(Collected data)
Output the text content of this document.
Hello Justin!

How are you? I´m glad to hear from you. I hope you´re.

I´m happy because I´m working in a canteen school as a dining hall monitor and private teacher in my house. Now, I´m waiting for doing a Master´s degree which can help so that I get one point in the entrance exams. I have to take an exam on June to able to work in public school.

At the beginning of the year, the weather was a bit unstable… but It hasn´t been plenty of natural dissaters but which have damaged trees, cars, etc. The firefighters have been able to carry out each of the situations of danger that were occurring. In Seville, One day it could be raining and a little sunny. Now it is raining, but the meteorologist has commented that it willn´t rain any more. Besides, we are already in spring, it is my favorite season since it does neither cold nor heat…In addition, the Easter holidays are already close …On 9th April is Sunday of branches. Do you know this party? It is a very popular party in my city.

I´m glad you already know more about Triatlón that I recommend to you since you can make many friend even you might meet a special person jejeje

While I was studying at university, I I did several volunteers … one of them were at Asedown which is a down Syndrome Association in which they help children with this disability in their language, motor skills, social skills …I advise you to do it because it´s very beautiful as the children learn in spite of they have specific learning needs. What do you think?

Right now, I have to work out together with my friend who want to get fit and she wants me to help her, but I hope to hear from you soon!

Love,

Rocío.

**GIVEN REQUEST:** Gather each line holding the string "from".

**REPLY TO THE EXERCISE:**
How are you? I´m glad to hear from you. I hope you´re.
Right now, I have to work out together with my friend who want to get fit and she wants me to help her, but I hope to hear from you soon!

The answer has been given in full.